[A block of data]

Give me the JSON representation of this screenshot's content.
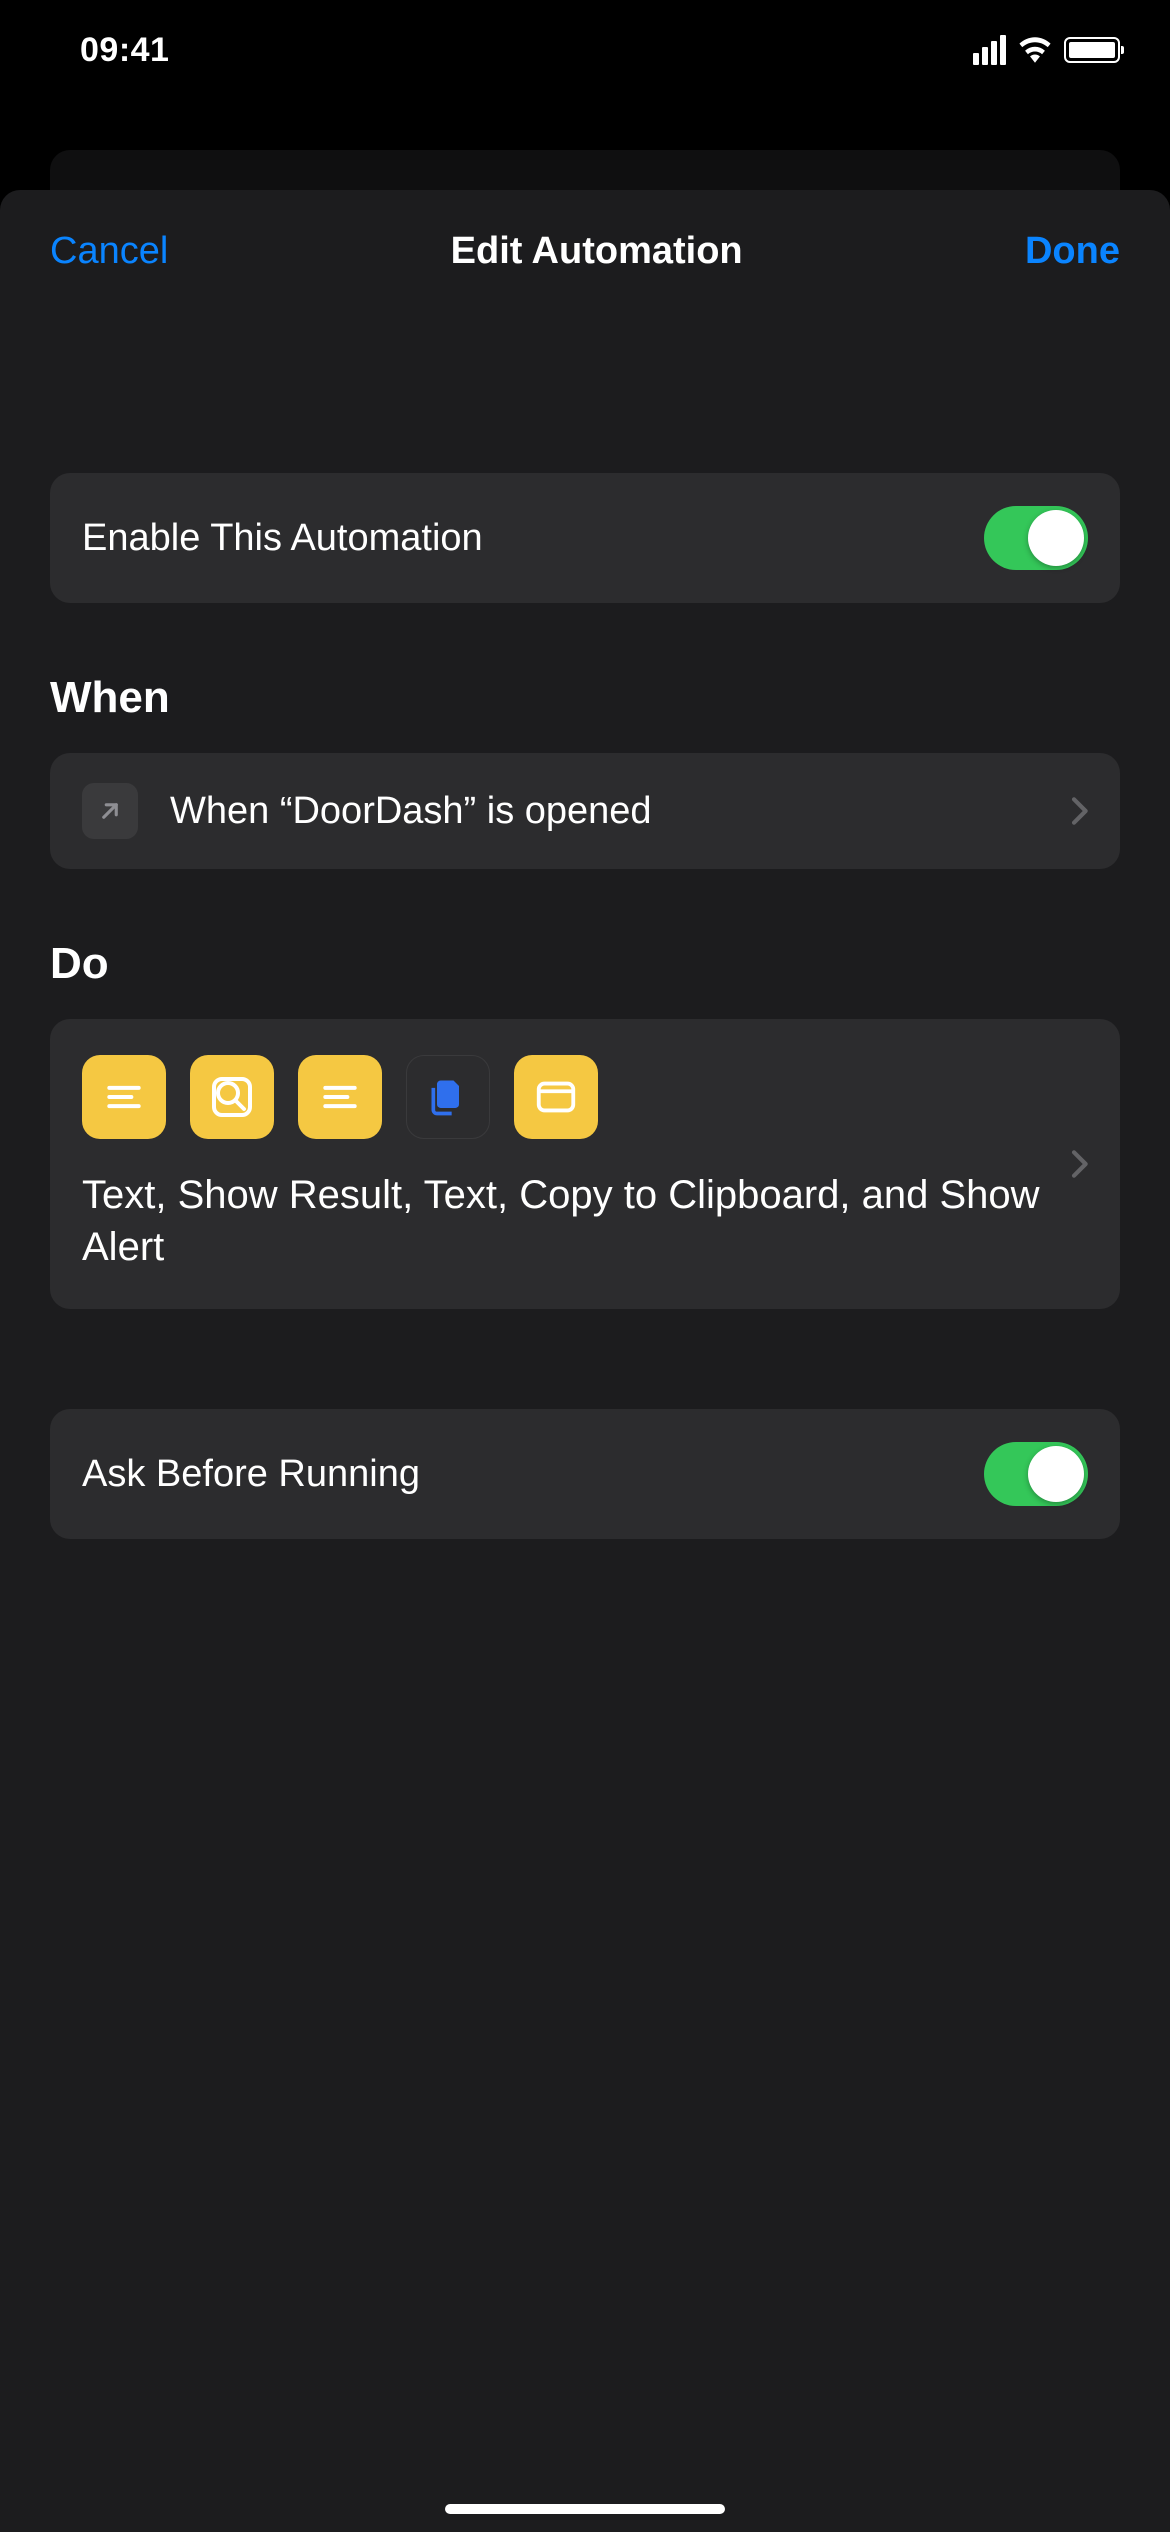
{
  "status": {
    "time": "09:41"
  },
  "nav": {
    "cancel": "Cancel",
    "title": "Edit Automation",
    "done": "Done"
  },
  "enable": {
    "label": "Enable This Automation",
    "on": true
  },
  "sections": {
    "when": "When",
    "do": "Do"
  },
  "trigger": {
    "text": "When “DoorDash” is opened",
    "icon": "open-app-icon"
  },
  "actions": {
    "icons": [
      {
        "type": "text",
        "color": "yellow"
      },
      {
        "type": "show-result",
        "color": "yellow"
      },
      {
        "type": "text",
        "color": "yellow"
      },
      {
        "type": "copy-clipboard",
        "color": "dark"
      },
      {
        "type": "show-alert",
        "color": "yellow"
      }
    ],
    "summary": "Text, Show Result, Text, Copy to Clipboard, and Show Alert"
  },
  "ask": {
    "label": "Ask Before Running",
    "on": true
  }
}
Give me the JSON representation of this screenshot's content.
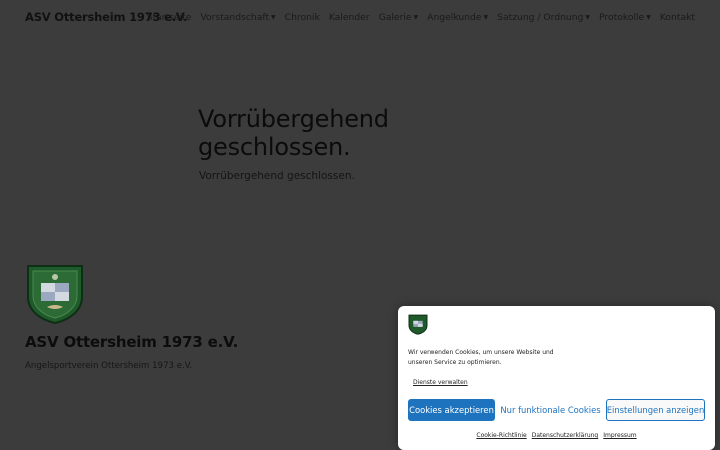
{
  "header": {
    "site_title": "ASV Ottersheim 1973 e.V.",
    "nav": [
      {
        "label": "Startseite",
        "has_submenu": false
      },
      {
        "label": "Vorstandschaft",
        "has_submenu": true
      },
      {
        "label": "Chronik",
        "has_submenu": false
      },
      {
        "label": "Kalender",
        "has_submenu": false
      },
      {
        "label": "Galerie",
        "has_submenu": true
      },
      {
        "label": "Angelkunde",
        "has_submenu": true
      },
      {
        "label": "Satzung / Ordnung",
        "has_submenu": true
      },
      {
        "label": "Protokolle",
        "has_submenu": true
      },
      {
        "label": "Kontakt",
        "has_submenu": false
      }
    ]
  },
  "main": {
    "heading": "Vorrübergehend geschlossen.",
    "text": "Vorrübergehend geschlossen."
  },
  "footer": {
    "title": "ASV Ottersheim 1973 e.V.",
    "subtitle": "Angelsportverein Ottersheim 1973 e.V."
  },
  "cookie": {
    "message": "Wir verwenden Cookies, um unsere Website und unseren Service zu optimieren.",
    "manage_link": "Dienste verwalten",
    "accept_button": "Cookies akzeptieren",
    "functional_button": "Nur funktionale Cookies",
    "settings_button": "Einstellungen anzeigen",
    "links": [
      "Cookie-Richtlinie",
      "Datenschutzerklärung",
      "Impressum"
    ]
  },
  "colors": {
    "overlay_background": "#3c3c3c",
    "accent": "#1e73be",
    "logo_green": "#1f5a2a"
  }
}
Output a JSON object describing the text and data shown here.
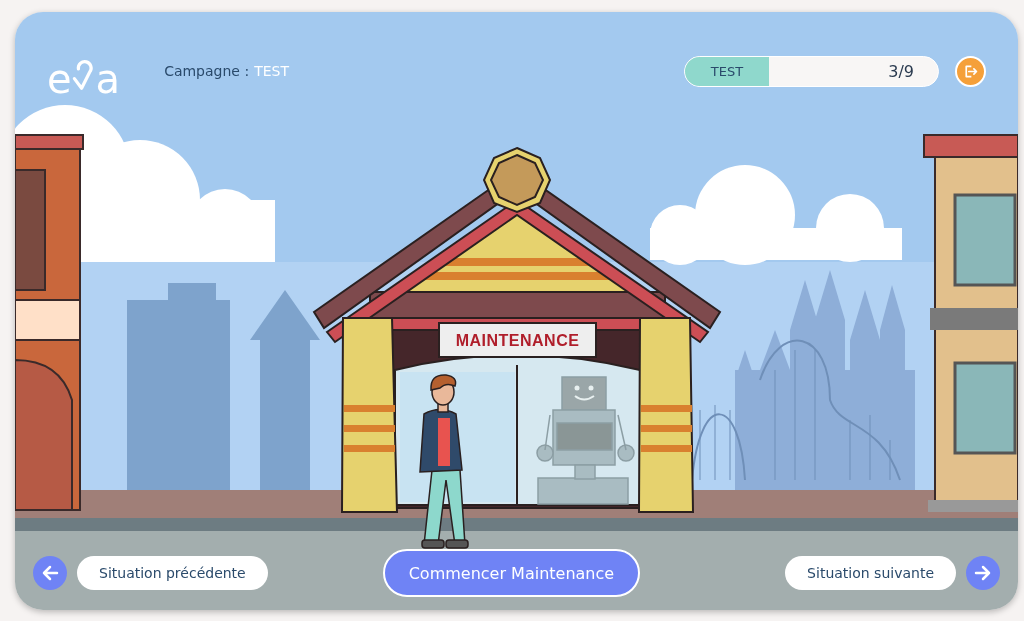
{
  "logo": {
    "left": "e",
    "right": "a"
  },
  "campaign": {
    "label": "Campagne :",
    "value": "TEST"
  },
  "progress": {
    "label": "TEST",
    "level": 0.333,
    "count": "3/9"
  },
  "scene": {
    "sign": "MAINTENANCE"
  },
  "navigation": {
    "previous": "Situation précédente",
    "action": "Commencer Maintenance",
    "next": "Situation suivante"
  }
}
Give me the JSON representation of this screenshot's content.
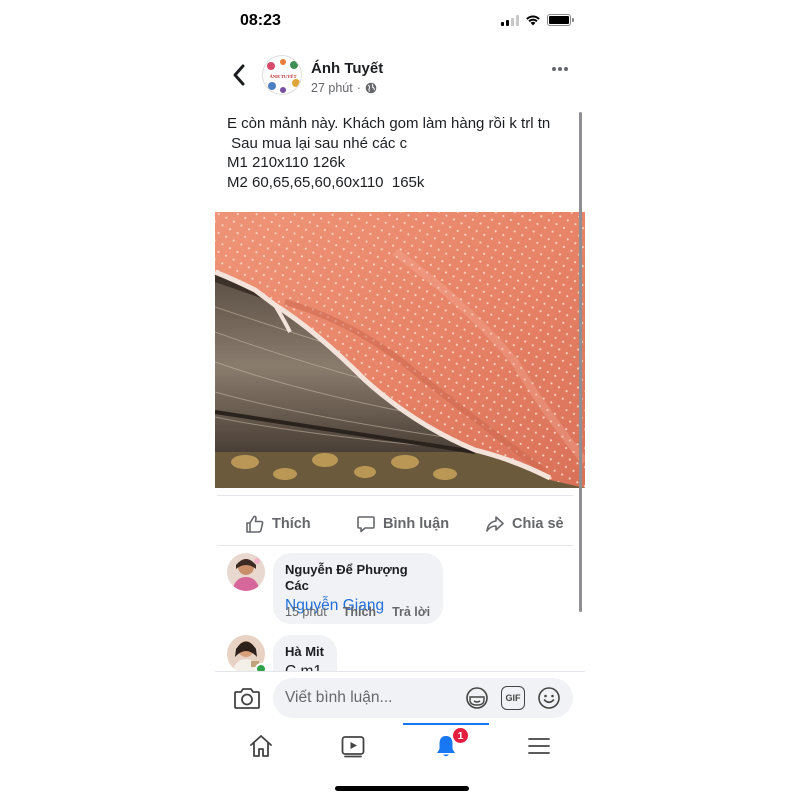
{
  "status_bar": {
    "time": "08:23"
  },
  "post": {
    "author": "Ánh Tuyết",
    "time_ago": "27 phút",
    "separator": "·",
    "privacy_icon": "globe-icon",
    "avatar_text": "ÁNH TUYẾT",
    "text_lines": [
      "E còn mảnh này. Khách gom làm hàng rồi k trl tn",
      " Sau mua lại sau nhé các c",
      "M1 210x110 126k",
      "M2 60,65,65,60,60x110  165k"
    ],
    "photo": "orange-dotted-fabric-on-wood"
  },
  "actions": {
    "like": "Thích",
    "comment": "Bình luận",
    "share": "Chia sẻ"
  },
  "comments": [
    {
      "author": "Nguyễn Để Phượng Các",
      "text": "Nguyễn Giang",
      "time": "15 phút",
      "like_label": "Thích",
      "reply_label": "Trả lời"
    },
    {
      "author": "Hà Mit",
      "text": "C m1"
    }
  ],
  "composer": {
    "placeholder": "Viết bình luận...",
    "gif_label": "GIF"
  },
  "bottom_nav": {
    "notifications_badge": "1",
    "items": [
      "home-icon",
      "video-icon",
      "bell-icon",
      "menu-icon"
    ]
  },
  "colors": {
    "accent": "#1877f2",
    "badge": "#e41e3f",
    "mention": "#216fdb",
    "secondary_text": "#65676b",
    "bubble": "#f0f2f5",
    "fabric": "#e98a6c"
  }
}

▶ Task to complete
Copy the data word for word. Pictures do not go in the copy.

▶ Result of the task
Give me the JSON representation of this screenshot's content.
{
  "status": {
    "time": "09:41"
  },
  "nav": {
    "cancel": "Cancel",
    "title": "Edit Automation",
    "done": "Done"
  },
  "enable": {
    "label": "Enable This Automation",
    "on": true
  },
  "sections": {
    "when": "When",
    "do": "Do"
  },
  "trigger": {
    "text": "When “DoorDash” is opened",
    "icon": "open-app-icon"
  },
  "actions": {
    "icons": [
      {
        "type": "text",
        "color": "yellow"
      },
      {
        "type": "show-result",
        "color": "yellow"
      },
      {
        "type": "text",
        "color": "yellow"
      },
      {
        "type": "copy-clipboard",
        "color": "dark"
      },
      {
        "type": "show-alert",
        "color": "yellow"
      }
    ],
    "summary": "Text, Show Result, Text, Copy to Clipboard, and Show Alert"
  },
  "ask": {
    "label": "Ask Before Running",
    "on": true
  }
}
Give me the JSON representation of this screenshot's content.
{
  "header": {
    "site_title": "ASV Ottersheim 1973 e.V.",
    "nav": [
      {
        "label": "Startseite",
        "has_submenu": false
      },
      {
        "label": "Vorstandschaft",
        "has_submenu": true
      },
      {
        "label": "Chronik",
        "has_submenu": false
      },
      {
        "label": "Kalender",
        "has_submenu": false
      },
      {
        "label": "Galerie",
        "has_submenu": true
      },
      {
        "label": "Angelkunde",
        "has_submenu": true
      },
      {
        "label": "Satzung / Ordnung",
        "has_submenu": true
      },
      {
        "label": "Protokolle",
        "has_submenu": true
      },
      {
        "label": "Kontakt",
        "has_submenu": false
      }
    ]
  },
  "main": {
    "heading": "Vorrübergehend geschlossen.",
    "text": "Vorrübergehend geschlossen."
  },
  "footer": {
    "title": "ASV Ottersheim 1973 e.V.",
    "subtitle": "Angelsportverein Ottersheim 1973 e.V."
  },
  "cookie": {
    "message": "Wir verwenden Cookies, um unsere Website und unseren Service zu optimieren.",
    "manage_link": "Dienste verwalten",
    "accept_button": "Cookies akzeptieren",
    "functional_button": "Nur funktionale Cookies",
    "settings_button": "Einstellungen anzeigen",
    "links": [
      "Cookie-Richtlinie",
      "Datenschutzerklärung",
      "Impressum"
    ]
  },
  "colors": {
    "overlay_background": "#3c3c3c",
    "accent": "#1e73be",
    "logo_green": "#1f5a2a"
  }
}
Output a JSON object describing the text and data shown here.
{
  "logo": {
    "left": "e",
    "right": "a"
  },
  "campaign": {
    "label": "Campagne :",
    "value": "TEST"
  },
  "progress": {
    "label": "TEST",
    "level": 0.333,
    "count": "3/9"
  },
  "scene": {
    "sign": "MAINTENANCE"
  },
  "navigation": {
    "previous": "Situation précédente",
    "action": "Commencer Maintenance",
    "next": "Situation suivante"
  }
}
Give me the JSON representation of this screenshot's content.
{
  "status_bar": {
    "time": "08:23"
  },
  "post": {
    "author": "Ánh Tuyết",
    "time_ago": "27 phút",
    "separator": "·",
    "privacy_icon": "globe-icon",
    "avatar_text": "ÁNH TUYẾT",
    "text_lines": [
      "E còn mảnh này. Khách gom làm hàng rồi k trl tn",
      " Sau mua lại sau nhé các c",
      "M1 210x110 126k",
      "M2 60,65,65,60,60x110  165k"
    ],
    "photo": "orange-dotted-fabric-on-wood"
  },
  "actions": {
    "like": "Thích",
    "comment": "Bình luận",
    "share": "Chia sẻ"
  },
  "comments": [
    {
      "author": "Nguyễn Để Phượng Các",
      "text": "Nguyễn Giang",
      "time": "15 phút",
      "like_label": "Thích",
      "reply_label": "Trả lời"
    },
    {
      "author": "Hà Mit",
      "text": "C m1"
    }
  ],
  "composer": {
    "placeholder": "Viết bình luận...",
    "gif_label": "GIF"
  },
  "bottom_nav": {
    "notifications_badge": "1",
    "items": [
      "home-icon",
      "video-icon",
      "bell-icon",
      "menu-icon"
    ]
  },
  "colors": {
    "accent": "#1877f2",
    "badge": "#e41e3f",
    "mention": "#216fdb",
    "secondary_text": "#65676b",
    "bubble": "#f0f2f5",
    "fabric": "#e98a6c"
  }
}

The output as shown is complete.